**Quoted passage**
━━━━━━━━━━━━━━━━━━━━━━━━━━━━━━

Distance traveled (from the reference point of the photon) = zero.

It may have been emitted in one place and absorbed in another, but from the point of view of the photon, it didn't travel any distance to get to to where it was adsorbed from where it was emitted.
I know some physics.

The photon doesn't have a valid reference frame, so it's not useful to analyze that, however as a thought experiment you can take a massive object as a reference frame, and imagine what it experiences as it approaches the speed of light, and try to infer something about the photon from that.

So, what happens to a massive object traveling across the Milky Way galaxy at 0.9999999999999997c?

━━━━━━━━━━━━━━━━━━━━━━━━━━━━━━

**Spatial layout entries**
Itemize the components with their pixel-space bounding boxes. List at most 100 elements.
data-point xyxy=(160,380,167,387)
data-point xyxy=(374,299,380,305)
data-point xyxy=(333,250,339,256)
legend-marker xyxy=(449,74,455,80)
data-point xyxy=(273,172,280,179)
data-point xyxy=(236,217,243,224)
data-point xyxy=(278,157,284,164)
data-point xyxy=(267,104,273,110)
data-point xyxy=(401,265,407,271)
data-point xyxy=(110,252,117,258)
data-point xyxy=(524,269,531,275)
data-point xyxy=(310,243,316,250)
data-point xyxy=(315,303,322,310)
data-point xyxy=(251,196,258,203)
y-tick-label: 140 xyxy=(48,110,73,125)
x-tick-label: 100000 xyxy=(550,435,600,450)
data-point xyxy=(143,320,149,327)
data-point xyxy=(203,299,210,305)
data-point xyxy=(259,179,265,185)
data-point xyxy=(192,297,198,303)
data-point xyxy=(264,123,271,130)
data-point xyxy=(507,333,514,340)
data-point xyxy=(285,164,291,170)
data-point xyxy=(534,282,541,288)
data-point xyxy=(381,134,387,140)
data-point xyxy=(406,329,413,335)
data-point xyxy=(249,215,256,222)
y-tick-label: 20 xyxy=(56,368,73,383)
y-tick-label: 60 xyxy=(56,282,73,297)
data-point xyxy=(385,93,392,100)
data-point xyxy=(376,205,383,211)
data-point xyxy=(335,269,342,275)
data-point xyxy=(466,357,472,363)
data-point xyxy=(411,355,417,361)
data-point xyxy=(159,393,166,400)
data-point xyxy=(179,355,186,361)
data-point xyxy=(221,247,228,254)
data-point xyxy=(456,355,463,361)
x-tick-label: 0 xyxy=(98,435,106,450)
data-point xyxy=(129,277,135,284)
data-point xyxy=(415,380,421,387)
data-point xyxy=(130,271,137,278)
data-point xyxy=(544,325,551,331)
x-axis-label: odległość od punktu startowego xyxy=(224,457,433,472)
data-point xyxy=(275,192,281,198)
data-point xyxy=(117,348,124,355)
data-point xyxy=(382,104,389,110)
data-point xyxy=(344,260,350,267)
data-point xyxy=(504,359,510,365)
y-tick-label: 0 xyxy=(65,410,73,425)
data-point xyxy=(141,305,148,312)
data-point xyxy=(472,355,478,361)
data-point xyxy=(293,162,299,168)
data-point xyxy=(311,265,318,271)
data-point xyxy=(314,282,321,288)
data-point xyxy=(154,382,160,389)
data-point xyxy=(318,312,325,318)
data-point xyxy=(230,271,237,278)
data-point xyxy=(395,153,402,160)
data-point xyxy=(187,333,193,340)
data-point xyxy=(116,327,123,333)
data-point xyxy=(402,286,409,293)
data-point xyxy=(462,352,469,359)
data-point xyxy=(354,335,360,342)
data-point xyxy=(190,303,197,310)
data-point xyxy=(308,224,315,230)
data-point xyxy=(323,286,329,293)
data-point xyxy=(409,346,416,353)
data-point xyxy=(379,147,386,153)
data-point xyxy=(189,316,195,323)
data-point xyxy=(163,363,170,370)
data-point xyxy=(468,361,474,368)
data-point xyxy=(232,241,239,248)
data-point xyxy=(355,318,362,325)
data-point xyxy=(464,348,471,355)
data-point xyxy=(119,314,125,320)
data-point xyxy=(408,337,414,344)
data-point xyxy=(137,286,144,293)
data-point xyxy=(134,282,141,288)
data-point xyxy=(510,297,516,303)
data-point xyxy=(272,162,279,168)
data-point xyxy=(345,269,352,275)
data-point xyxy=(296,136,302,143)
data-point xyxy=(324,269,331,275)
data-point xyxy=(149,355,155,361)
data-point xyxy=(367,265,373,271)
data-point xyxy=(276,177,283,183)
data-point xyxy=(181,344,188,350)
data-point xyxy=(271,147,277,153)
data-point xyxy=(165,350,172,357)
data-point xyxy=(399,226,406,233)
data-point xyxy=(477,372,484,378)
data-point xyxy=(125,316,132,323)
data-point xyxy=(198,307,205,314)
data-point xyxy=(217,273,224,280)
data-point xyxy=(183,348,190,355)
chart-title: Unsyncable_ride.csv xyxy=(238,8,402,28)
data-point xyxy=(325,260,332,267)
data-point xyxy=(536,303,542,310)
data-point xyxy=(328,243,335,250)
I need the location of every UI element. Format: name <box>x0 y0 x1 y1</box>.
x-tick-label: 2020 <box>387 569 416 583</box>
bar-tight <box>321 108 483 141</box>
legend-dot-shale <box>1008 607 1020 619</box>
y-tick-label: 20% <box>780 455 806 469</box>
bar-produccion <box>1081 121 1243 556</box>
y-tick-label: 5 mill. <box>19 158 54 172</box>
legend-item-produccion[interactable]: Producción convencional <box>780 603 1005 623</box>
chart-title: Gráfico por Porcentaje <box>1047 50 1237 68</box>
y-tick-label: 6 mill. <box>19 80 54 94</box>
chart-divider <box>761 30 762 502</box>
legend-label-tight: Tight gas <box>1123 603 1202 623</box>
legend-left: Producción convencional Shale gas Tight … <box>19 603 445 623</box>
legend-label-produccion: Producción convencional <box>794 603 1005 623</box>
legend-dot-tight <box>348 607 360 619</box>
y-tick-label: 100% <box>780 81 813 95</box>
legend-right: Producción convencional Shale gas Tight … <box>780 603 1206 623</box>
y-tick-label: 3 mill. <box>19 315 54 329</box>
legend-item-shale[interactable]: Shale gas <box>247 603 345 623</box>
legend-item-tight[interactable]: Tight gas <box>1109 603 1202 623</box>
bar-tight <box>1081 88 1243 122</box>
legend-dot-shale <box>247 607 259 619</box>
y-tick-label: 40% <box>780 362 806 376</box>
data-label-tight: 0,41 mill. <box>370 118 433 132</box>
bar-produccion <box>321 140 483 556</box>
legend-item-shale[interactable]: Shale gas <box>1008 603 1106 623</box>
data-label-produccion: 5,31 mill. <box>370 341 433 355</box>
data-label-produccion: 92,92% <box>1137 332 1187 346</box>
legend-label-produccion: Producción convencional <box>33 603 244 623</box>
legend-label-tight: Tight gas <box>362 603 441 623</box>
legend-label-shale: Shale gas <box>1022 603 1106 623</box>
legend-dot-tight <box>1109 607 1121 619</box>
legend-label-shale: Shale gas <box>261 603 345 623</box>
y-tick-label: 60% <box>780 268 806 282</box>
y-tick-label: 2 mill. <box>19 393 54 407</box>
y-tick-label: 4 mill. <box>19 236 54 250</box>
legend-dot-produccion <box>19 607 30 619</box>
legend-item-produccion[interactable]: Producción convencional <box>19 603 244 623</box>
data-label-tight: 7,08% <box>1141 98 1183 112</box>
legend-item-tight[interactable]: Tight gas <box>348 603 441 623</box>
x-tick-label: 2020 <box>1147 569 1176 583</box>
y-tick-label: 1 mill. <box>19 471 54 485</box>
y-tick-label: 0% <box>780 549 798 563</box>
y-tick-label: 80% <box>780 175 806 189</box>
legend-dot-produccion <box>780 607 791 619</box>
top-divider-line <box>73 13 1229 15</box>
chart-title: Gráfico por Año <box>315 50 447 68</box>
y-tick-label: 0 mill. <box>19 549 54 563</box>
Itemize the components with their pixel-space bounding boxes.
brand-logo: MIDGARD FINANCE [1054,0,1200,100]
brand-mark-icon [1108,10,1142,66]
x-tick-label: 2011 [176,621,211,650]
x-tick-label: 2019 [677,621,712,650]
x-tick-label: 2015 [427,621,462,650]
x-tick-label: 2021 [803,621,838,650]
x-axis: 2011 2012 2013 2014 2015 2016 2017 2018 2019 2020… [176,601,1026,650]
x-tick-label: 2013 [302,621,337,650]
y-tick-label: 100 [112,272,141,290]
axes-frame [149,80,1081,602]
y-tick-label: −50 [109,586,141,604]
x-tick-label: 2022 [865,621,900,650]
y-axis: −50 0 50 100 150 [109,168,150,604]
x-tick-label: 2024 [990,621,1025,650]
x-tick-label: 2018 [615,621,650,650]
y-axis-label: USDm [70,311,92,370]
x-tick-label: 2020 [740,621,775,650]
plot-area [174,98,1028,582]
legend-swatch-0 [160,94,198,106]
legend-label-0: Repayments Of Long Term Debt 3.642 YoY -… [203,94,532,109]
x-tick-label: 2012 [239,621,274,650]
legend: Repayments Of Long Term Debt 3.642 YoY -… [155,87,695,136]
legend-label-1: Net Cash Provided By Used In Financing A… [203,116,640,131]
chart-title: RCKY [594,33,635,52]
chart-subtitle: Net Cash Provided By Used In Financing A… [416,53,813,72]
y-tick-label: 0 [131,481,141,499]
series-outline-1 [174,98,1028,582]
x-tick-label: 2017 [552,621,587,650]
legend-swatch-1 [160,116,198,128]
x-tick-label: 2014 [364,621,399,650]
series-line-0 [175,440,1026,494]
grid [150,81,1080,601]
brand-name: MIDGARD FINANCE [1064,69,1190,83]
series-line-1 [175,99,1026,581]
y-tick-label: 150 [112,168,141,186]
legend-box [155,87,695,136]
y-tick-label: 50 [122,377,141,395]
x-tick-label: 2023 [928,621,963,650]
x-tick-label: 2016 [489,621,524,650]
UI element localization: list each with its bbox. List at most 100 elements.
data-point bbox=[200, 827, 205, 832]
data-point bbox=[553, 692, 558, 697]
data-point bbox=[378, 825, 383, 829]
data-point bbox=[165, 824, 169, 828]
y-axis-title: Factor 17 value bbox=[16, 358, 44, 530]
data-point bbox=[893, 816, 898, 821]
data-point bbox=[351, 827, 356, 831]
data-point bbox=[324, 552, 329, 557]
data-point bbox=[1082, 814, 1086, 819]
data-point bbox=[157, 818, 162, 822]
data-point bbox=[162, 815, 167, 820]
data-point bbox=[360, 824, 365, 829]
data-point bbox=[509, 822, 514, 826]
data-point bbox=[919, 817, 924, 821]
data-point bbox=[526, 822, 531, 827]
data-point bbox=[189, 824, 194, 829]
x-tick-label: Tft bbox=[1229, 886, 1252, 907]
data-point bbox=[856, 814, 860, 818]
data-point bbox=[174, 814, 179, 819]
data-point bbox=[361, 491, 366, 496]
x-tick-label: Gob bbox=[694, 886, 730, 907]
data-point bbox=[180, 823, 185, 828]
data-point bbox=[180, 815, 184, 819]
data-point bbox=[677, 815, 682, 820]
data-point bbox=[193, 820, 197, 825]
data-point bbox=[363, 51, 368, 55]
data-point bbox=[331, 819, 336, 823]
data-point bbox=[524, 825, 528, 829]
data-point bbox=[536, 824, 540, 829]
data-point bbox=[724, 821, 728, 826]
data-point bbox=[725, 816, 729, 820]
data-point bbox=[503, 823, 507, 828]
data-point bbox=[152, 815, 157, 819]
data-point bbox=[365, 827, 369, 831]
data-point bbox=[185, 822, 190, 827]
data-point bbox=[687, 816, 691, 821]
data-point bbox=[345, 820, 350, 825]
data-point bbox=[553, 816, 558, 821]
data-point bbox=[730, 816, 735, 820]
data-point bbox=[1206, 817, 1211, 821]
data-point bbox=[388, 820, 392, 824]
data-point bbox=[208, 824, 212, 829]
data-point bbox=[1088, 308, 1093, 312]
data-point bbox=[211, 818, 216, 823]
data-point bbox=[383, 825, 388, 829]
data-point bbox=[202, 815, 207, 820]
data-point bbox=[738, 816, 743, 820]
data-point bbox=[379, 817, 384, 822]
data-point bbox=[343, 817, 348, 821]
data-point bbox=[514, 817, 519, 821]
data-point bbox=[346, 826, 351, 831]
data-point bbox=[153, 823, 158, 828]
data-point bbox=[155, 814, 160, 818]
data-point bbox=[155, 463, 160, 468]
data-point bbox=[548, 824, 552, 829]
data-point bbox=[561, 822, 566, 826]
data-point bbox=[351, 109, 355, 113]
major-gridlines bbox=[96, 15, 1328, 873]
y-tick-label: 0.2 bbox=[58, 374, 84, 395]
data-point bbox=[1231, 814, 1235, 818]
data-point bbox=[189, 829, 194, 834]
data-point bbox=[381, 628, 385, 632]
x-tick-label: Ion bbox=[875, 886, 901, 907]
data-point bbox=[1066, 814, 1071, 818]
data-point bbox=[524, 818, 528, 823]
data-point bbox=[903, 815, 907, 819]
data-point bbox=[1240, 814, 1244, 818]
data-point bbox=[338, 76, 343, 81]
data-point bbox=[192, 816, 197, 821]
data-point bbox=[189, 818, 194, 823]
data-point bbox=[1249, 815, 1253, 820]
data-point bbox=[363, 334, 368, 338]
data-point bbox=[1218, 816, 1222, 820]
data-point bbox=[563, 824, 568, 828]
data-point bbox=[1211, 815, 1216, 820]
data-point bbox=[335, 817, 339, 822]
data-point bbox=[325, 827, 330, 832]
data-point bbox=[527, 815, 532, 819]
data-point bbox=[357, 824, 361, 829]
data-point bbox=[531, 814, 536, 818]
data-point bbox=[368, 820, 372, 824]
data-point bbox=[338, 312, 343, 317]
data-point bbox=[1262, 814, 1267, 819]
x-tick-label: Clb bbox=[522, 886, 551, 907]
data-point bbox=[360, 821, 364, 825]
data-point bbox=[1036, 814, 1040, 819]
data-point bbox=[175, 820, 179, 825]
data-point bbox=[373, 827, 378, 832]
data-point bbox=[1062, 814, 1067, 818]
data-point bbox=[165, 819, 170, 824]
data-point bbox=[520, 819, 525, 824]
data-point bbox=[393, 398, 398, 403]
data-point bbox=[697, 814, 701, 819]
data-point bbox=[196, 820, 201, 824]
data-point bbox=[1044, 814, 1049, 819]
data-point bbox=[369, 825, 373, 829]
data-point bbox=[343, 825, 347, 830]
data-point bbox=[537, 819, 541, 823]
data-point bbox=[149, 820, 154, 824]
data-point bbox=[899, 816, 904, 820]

━━━━━━━━━━━━━━━━━━━━━━━━━━━━━━

**Problem set**
**a)** According to the passage about photons, why is it not useful to analyze things from the photon's own point of view?
**b)** Pick up the discussion of photons and reference frames after its final sentence and carry it forward.

**Responses for each task**
**a)** The photon doesn't have a valid reference frame.

**b)**
You would still see yourself traveling across the entire milky way galaxy, and you would see all the stars in it, so the distance would definitely be greater than zero, but the distance would appear reduced. Instead of the distance traveled appearing to be 100,000 light years which is what an observer on Earth would see you doing, you on your fast spaceship would have a slow running clock so it would only take you one day to travel the 100,000 light years. Since you can't go faster than the speed of light in your reference frame, you can't travel 100,000 light years in one day, so the way that is resolved by relativity is the distance you perceive to be traveling is less than one light day.

So you can see where you will run into problems trying to extrapolate this to a speed of light photon. How do you still observe all 100,000 light years of the Width of the Milky Way galaxy as you travel across it, (like the 0.9999999999999997c velocity traveler does), but do it in zero time? The only reasonable answer is that it's not a valid question, because the photon has no valid reference frame. We might as well ask how many angels can dance on the head of a pin.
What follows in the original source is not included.